> _Exercise_
Copy all the material that follows, keeping every character the same.

# START OF Available data

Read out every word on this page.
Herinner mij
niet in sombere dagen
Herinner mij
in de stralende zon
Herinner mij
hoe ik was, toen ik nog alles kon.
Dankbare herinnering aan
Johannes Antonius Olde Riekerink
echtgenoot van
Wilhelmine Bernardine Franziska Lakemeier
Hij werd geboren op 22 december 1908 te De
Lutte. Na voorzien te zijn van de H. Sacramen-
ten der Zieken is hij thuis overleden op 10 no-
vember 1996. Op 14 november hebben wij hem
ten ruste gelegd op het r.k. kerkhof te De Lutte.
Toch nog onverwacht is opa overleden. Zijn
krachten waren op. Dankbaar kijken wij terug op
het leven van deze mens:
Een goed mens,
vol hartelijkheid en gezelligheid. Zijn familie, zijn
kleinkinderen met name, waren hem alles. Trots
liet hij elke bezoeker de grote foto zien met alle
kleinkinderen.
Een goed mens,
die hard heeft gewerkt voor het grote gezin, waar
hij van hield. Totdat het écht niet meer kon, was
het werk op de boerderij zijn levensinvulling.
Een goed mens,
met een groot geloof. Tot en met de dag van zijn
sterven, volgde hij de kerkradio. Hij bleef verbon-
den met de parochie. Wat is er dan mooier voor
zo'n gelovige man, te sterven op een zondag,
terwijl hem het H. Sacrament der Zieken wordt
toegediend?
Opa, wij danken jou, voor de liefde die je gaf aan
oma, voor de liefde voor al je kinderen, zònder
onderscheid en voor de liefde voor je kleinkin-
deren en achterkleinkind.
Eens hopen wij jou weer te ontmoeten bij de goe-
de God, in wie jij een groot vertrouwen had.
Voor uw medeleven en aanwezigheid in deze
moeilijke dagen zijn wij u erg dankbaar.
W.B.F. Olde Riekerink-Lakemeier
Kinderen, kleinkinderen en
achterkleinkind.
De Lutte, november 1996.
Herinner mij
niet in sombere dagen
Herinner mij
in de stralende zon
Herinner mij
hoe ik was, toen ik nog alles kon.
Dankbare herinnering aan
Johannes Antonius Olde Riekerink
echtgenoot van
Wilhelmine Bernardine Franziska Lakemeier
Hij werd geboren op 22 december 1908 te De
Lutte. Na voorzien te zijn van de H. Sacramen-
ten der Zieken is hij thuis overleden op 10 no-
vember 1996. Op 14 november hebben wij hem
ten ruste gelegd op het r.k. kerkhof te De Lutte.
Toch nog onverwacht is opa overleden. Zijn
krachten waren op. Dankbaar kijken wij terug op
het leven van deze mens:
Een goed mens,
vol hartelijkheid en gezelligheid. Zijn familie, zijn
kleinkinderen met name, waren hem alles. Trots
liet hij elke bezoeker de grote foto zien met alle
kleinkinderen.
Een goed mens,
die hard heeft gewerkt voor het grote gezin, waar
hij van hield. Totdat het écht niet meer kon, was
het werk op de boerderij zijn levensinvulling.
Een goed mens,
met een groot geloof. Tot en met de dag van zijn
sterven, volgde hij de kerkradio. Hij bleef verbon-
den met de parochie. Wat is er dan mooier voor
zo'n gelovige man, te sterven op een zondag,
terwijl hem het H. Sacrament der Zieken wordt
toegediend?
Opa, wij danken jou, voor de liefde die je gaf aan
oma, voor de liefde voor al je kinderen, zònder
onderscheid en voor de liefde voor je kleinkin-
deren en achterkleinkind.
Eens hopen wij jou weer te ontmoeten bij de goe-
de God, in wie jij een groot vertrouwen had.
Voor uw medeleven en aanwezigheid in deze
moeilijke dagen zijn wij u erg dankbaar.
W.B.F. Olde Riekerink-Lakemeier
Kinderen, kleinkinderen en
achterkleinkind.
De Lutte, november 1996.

# END OF Available data

> _Solution to this problem_
Read out every word on this page.
Herinner mij
niet in sombere dagen
Herinner mij
in de stralende zon
Herinner mij
hoe ik was, toen ik nog alles kon.
Dankbare herinnering aan
Johannes Antonius Olde Riekerink
echtgenoot van
Wilhelmine Bernardine Franziska Lakemeier
Hij werd geboren op 22 december 1908 te De
Lutte. Na voorzien te zijn van de H. Sacramen-
ten der Zieken is hij thuis overleden op 10 no-
vember 1996. Op 14 november hebben wij hem
ten ruste gelegd op het r.k. kerkhof te De Lutte.
Toch nog onverwacht is opa overleden. Zijn
krachten waren op. Dankbaar kijken wij terug op
het leven van deze mens:
Een goed mens,
vol hartelijkheid en gezelligheid. Zijn familie, zijn
kleinkinderen met name, waren hem alles. Trots
liet hij elke bezoeker de grote foto zien met alle
kleinkinderen.
Een goed mens,
die hard heeft gewerkt voor het grote gezin, waar
hij van hield. Totdat het écht niet meer kon, was
het werk op de boerderij zijn levensinvulling.
Een goed mens,
met een groot geloof. Tot en met de dag van zijn
sterven, volgde hij de kerkradio. Hij bleef verbon-
den met de parochie. Wat is er dan mooier voor
zo'n gelovige man, te sterven op een zondag,
terwijl hem het H. Sacrament der Zieken wordt
toegediend?
Opa, wij danken jou, voor de liefde die je gaf aan
oma, voor de liefde voor al je kinderen, zònder
onderscheid en voor de liefde voor je kleinkin-
deren en achterkleinkind.
Eens hopen wij jou weer te ontmoeten bij de goe-
de God, in wie jij een groot vertrouwen had.
Voor uw medeleven en aanwezigheid in deze
moeilijke dagen zijn wij u erg dankbaar.
W.B.F. Olde Riekerink-Lakemeier
Kinderen, kleinkinderen en
achterkleinkind.
De Lutte, november 1996.
Herinner mij
niet in sombere dagen
Herinner mij
in de stralende zon
Herinner mij
hoe ik was, toen ik nog alles kon.
Dankbare herinnering aan
Johannes Antonius Olde Riekerink
echtgenoot van
Wilhelmine Bernardine Franziska Lakemeier
Hij werd geboren op 22 december 1908 te De
Lutte. Na voorzien te zijn van de H. Sacramen-
ten der Zieken is hij thuis overleden op 10 no-
vember 1996. Op 14 november hebben wij hem
ten ruste gelegd op het r.k. kerkhof te De Lutte.
Toch nog onverwacht is opa overleden. Zijn
krachten waren op. Dankbaar kijken wij terug op
het leven van deze mens:
Een goed mens,
vol hartelijkheid en gezelligheid. Zijn familie, zijn
kleinkinderen met name, waren hem alles. Trots
liet hij elke bezoeker de grote foto zien met alle
kleinkinderen.
Een goed mens,
die hard heeft gewerkt voor het grote gezin, waar
hij van hield. Totdat het écht niet meer kon, was
het werk op de boerderij zijn levensinvulling.
Een goed mens,
met een groot geloof. Tot en met de dag van zijn
sterven, volgde hij de kerkradio. Hij bleef verbon-
den met de parochie. Wat is er dan mooier voor
zo'n gelovige man, te sterven op een zondag,
terwijl hem het H. Sacrament der Zieken wordt
toegediend?
Opa, wij danken jou, voor de liefde die je gaf aan
oma, voor de liefde voor al je kinderen, zònder
onderscheid en voor de liefde voor je kleinkin-
deren en achterkleinkind.
Eens hopen wij jou weer te ontmoeten bij de goe-
de God, in wie jij een groot vertrouwen had.
Voor uw medeleven en aanwezigheid in deze
moeilijke dagen zijn wij u erg dankbaar.
W.B.F. Olde Riekerink-Lakemeier
Kinderen, kleinkinderen en
achterkleinkind.
De Lutte, november 1996.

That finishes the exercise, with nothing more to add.